START MATERIAL PROVIDED

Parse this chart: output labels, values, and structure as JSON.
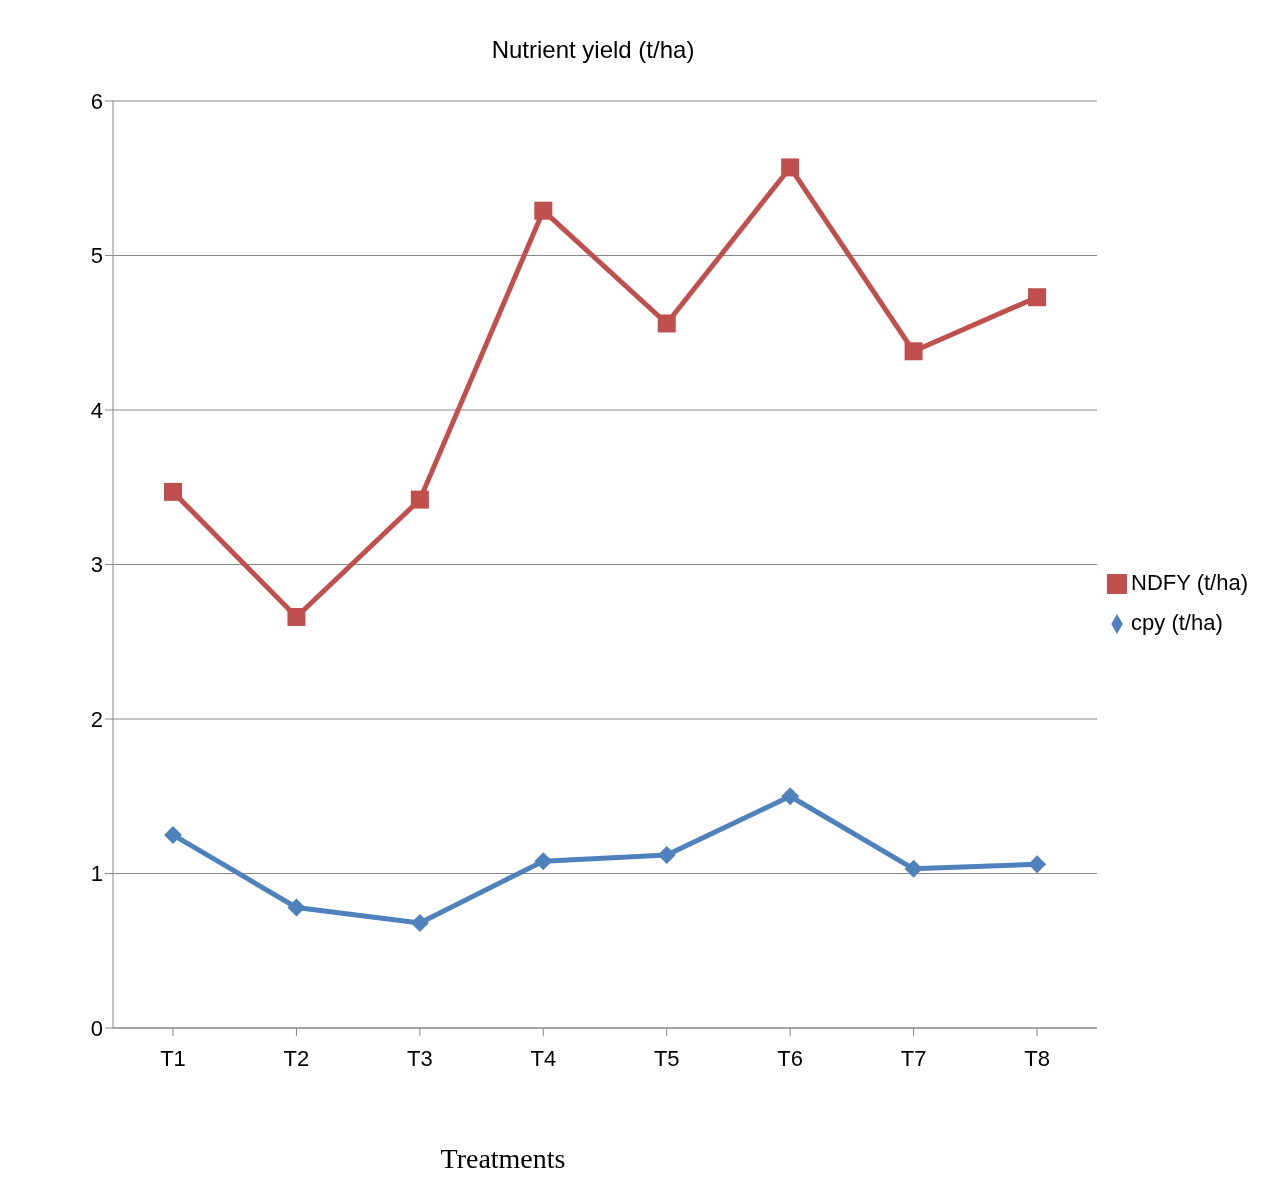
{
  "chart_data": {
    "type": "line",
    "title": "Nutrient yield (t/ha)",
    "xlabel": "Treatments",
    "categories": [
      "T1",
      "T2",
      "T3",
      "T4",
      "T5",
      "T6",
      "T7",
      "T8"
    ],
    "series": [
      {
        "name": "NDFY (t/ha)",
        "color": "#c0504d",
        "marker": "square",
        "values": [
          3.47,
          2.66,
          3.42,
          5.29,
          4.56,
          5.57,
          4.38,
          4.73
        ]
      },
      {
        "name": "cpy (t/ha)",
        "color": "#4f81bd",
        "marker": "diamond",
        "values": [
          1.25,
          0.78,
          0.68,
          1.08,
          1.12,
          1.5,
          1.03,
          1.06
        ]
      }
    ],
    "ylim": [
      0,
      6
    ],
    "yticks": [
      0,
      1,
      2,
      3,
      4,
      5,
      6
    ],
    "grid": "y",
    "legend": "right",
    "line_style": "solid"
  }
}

END MATERIAL PROVIDED

- **WRITTEN PROBLEM**: Write out the full listing verbatim, excluding its pictures.

- **TASK RESULT**:
Parse this chart: output labels, values, and structure as JSON.
{
  "chart_data": {
    "type": "line",
    "title": "Nutrient yield (t/ha)",
    "xlabel": "Treatments",
    "categories": [
      "T1",
      "T2",
      "T3",
      "T4",
      "T5",
      "T6",
      "T7",
      "T8"
    ],
    "series": [
      {
        "name": "NDFY (t/ha)",
        "color": "#c0504d",
        "marker": "square",
        "values": [
          3.47,
          2.66,
          3.42,
          5.29,
          4.56,
          5.57,
          4.38,
          4.73
        ]
      },
      {
        "name": "cpy (t/ha)",
        "color": "#4f81bd",
        "marker": "diamond",
        "values": [
          1.25,
          0.78,
          0.68,
          1.08,
          1.12,
          1.5,
          1.03,
          1.06
        ]
      }
    ],
    "ylim": [
      0,
      6
    ],
    "yticks": [
      0,
      1,
      2,
      3,
      4,
      5,
      6
    ],
    "grid": "y",
    "legend": "right",
    "line_style": "solid"
  }
}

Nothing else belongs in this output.